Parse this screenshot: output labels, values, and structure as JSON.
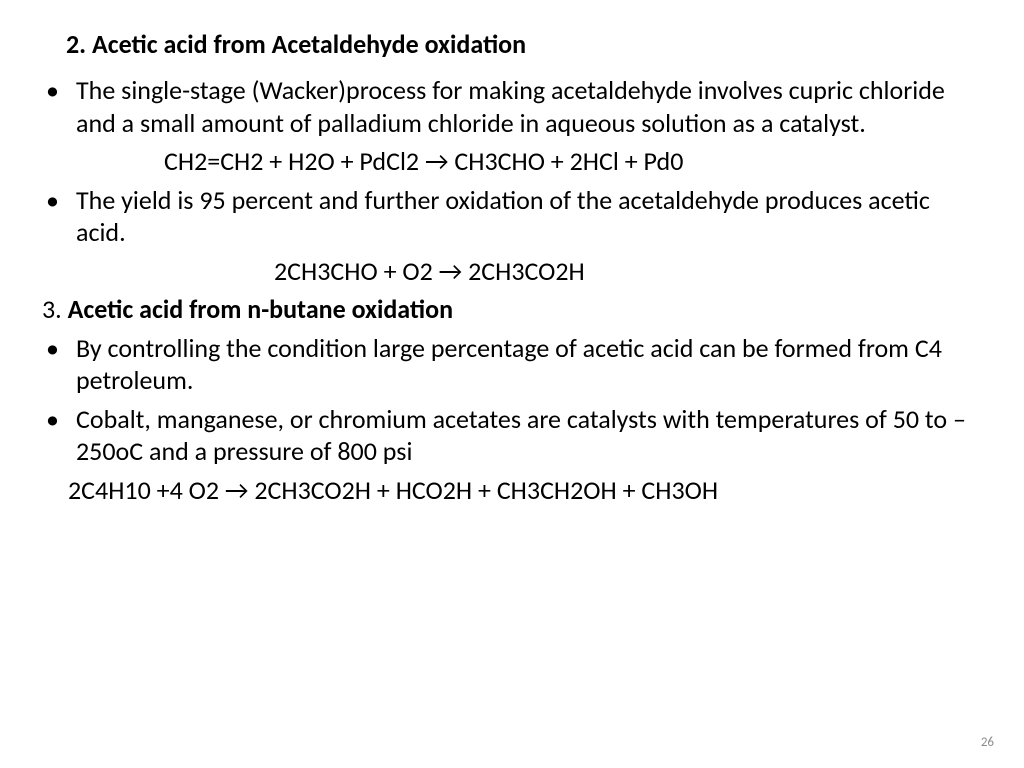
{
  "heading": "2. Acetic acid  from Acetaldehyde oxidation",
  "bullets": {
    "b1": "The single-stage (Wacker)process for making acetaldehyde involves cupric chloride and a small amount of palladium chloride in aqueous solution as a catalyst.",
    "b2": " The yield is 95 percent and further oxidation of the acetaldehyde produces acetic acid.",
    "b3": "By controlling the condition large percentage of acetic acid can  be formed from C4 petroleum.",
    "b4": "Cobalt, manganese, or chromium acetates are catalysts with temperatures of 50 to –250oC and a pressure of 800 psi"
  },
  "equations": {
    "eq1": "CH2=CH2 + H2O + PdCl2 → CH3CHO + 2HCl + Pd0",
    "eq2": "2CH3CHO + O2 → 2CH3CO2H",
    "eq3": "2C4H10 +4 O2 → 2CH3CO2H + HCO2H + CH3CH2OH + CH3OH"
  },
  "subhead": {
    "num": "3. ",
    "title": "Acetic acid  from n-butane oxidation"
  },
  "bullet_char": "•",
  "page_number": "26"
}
...
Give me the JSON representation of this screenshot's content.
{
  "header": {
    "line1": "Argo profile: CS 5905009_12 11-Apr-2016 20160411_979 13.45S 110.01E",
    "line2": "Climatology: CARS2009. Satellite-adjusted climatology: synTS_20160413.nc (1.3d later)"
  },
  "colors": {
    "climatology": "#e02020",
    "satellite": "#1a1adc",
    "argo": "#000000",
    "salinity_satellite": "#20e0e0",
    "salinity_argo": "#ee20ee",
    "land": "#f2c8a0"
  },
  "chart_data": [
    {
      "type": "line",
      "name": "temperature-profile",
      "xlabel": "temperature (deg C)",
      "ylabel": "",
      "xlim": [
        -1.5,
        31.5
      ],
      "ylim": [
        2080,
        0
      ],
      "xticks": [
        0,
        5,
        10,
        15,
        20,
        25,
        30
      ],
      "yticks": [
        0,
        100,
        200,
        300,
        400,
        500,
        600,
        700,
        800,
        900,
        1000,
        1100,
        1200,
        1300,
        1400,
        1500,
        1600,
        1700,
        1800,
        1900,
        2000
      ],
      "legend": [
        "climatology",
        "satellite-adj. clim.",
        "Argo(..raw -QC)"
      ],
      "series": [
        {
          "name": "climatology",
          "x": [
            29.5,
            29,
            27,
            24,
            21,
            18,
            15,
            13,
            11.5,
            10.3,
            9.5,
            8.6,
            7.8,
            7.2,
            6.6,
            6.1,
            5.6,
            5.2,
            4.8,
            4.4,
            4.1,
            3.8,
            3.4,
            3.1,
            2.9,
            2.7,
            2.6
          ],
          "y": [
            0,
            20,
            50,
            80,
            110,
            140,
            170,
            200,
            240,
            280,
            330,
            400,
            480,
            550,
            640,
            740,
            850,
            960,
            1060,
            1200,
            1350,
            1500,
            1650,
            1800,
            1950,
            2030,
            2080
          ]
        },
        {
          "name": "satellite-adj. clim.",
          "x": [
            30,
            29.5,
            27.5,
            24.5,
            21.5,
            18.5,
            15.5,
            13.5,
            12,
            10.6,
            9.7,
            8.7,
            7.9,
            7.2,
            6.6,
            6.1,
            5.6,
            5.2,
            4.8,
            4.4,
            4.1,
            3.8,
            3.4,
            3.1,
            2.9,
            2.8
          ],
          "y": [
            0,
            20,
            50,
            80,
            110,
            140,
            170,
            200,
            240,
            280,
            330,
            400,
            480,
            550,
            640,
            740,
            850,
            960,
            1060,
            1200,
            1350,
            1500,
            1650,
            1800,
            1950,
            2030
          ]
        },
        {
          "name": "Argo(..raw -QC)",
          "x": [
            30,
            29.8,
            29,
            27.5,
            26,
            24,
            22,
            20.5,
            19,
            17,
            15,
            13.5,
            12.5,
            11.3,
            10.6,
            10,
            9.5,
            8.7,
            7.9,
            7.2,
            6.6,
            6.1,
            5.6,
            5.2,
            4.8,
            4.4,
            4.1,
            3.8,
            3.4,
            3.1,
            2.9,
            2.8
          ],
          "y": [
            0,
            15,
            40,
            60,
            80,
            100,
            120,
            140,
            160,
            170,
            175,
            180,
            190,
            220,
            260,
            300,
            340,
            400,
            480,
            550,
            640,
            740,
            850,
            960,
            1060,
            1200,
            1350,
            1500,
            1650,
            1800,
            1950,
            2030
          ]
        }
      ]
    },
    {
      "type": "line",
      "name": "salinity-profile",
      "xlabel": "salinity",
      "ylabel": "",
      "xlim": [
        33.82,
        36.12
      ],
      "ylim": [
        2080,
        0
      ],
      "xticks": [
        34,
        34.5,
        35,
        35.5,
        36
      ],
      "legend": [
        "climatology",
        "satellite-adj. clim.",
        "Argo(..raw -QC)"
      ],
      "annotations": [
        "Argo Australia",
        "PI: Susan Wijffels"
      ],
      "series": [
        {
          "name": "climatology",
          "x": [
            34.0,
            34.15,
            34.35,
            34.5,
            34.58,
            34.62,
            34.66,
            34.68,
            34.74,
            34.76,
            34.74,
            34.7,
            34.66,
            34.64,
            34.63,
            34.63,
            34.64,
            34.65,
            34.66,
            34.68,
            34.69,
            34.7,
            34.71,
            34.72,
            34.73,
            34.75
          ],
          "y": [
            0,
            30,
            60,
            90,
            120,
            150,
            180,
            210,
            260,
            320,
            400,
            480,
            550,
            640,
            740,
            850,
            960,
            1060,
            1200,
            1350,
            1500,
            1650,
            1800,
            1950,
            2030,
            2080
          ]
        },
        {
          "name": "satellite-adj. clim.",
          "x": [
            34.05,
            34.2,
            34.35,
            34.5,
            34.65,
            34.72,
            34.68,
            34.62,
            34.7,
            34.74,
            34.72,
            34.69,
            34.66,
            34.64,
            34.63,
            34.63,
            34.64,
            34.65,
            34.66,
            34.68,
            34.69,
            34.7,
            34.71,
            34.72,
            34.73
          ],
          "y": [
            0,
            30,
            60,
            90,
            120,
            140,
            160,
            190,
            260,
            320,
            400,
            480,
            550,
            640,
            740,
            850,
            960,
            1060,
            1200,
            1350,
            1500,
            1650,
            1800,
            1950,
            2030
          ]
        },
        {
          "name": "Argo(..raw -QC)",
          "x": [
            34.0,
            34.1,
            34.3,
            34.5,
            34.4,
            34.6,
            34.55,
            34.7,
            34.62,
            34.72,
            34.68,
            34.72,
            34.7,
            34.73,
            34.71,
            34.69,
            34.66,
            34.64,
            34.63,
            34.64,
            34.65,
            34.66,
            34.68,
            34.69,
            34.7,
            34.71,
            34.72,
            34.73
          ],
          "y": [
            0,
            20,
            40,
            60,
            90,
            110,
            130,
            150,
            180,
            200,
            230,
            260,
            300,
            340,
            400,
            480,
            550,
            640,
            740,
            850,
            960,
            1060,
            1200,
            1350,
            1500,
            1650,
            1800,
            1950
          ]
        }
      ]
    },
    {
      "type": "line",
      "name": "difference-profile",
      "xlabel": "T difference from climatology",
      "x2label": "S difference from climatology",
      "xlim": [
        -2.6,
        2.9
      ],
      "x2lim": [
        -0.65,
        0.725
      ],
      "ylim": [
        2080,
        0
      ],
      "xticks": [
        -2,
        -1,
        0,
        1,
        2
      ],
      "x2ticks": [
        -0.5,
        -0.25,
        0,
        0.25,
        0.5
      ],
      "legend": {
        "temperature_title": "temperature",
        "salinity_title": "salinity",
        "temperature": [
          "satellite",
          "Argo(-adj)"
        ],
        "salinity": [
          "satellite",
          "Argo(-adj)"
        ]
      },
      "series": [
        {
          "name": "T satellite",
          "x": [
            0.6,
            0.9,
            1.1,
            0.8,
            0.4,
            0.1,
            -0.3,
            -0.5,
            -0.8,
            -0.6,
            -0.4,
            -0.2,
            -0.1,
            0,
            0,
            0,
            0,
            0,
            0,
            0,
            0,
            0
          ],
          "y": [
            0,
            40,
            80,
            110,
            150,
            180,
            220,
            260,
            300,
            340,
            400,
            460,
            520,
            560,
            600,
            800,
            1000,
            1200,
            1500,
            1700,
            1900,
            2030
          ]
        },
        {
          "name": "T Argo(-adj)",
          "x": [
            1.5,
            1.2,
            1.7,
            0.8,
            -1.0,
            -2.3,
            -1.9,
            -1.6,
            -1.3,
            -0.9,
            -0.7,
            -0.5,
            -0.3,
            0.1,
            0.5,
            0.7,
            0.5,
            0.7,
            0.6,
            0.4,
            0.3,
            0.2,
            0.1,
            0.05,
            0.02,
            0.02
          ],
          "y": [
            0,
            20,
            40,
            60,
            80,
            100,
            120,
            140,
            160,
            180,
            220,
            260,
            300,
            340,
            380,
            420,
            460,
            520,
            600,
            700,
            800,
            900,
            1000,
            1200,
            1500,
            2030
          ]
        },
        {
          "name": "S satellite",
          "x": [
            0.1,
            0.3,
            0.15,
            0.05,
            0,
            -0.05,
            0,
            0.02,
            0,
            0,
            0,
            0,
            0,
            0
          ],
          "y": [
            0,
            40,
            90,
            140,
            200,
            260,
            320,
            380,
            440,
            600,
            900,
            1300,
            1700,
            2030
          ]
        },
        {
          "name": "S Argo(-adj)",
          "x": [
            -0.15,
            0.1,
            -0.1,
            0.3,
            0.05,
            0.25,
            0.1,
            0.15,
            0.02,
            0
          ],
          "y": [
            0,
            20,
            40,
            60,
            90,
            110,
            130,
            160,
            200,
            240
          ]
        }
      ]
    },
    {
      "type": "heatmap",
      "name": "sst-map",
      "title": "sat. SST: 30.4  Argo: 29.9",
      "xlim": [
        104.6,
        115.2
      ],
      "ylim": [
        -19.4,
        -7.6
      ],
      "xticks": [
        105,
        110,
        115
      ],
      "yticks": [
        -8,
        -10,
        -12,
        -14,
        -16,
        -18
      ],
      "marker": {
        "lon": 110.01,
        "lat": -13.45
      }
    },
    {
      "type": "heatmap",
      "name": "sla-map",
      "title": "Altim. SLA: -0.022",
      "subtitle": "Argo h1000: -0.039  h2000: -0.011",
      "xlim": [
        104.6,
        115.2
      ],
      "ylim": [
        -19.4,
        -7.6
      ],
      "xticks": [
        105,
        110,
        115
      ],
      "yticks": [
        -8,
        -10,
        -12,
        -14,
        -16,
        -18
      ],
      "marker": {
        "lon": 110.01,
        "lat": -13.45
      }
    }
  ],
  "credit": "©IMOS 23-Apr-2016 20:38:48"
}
---
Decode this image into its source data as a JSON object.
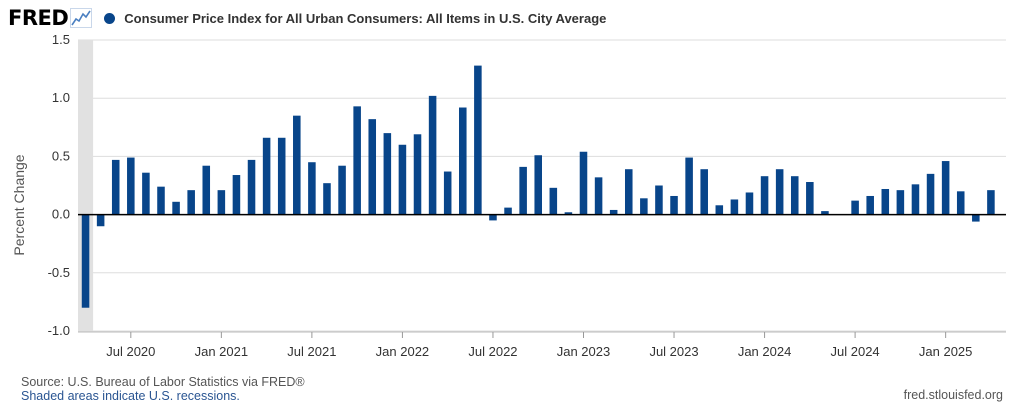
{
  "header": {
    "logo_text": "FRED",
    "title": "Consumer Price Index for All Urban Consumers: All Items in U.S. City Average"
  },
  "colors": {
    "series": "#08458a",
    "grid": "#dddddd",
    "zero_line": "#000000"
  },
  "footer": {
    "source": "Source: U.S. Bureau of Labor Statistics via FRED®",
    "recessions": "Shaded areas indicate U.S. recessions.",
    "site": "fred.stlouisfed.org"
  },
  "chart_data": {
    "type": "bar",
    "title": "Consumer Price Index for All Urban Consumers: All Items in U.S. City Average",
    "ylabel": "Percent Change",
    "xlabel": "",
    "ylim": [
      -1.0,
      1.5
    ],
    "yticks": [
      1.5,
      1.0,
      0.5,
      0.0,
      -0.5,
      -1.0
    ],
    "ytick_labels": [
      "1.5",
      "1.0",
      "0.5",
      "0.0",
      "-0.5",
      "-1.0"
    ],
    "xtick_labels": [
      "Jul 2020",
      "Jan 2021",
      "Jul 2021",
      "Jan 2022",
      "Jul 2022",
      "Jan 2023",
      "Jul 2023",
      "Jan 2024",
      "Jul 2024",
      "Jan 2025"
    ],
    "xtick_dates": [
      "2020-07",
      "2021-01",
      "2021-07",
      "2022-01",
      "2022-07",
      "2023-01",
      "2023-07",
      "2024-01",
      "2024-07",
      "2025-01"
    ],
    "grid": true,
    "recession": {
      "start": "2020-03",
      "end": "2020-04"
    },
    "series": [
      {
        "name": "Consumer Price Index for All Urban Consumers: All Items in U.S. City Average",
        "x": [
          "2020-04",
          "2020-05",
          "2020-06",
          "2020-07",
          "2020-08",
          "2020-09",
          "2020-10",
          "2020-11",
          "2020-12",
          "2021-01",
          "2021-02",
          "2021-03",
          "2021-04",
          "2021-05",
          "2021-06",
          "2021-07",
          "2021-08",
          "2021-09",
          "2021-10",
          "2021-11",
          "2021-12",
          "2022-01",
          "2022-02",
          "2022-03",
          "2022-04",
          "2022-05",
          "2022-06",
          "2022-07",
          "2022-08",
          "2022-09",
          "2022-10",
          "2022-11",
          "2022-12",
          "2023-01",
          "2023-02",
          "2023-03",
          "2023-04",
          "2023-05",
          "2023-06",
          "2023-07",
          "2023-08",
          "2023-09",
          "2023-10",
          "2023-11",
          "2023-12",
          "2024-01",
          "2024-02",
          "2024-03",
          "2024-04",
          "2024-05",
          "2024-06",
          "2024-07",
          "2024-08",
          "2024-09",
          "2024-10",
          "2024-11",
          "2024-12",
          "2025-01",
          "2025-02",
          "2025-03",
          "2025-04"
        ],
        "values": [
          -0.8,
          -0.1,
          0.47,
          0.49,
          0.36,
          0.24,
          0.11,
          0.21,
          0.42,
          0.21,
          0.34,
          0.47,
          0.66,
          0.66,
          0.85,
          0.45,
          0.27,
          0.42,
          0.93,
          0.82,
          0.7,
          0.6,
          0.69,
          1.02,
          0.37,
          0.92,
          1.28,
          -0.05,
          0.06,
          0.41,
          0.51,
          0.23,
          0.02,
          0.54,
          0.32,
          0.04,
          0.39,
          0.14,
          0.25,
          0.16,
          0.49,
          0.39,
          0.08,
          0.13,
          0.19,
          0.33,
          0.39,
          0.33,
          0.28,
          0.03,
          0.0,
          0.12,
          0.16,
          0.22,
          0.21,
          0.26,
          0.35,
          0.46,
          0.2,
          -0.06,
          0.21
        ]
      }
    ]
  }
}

__Work to do__
Look through the records above and report how many lines hold the word "this", giving only the number.

__Response below__
3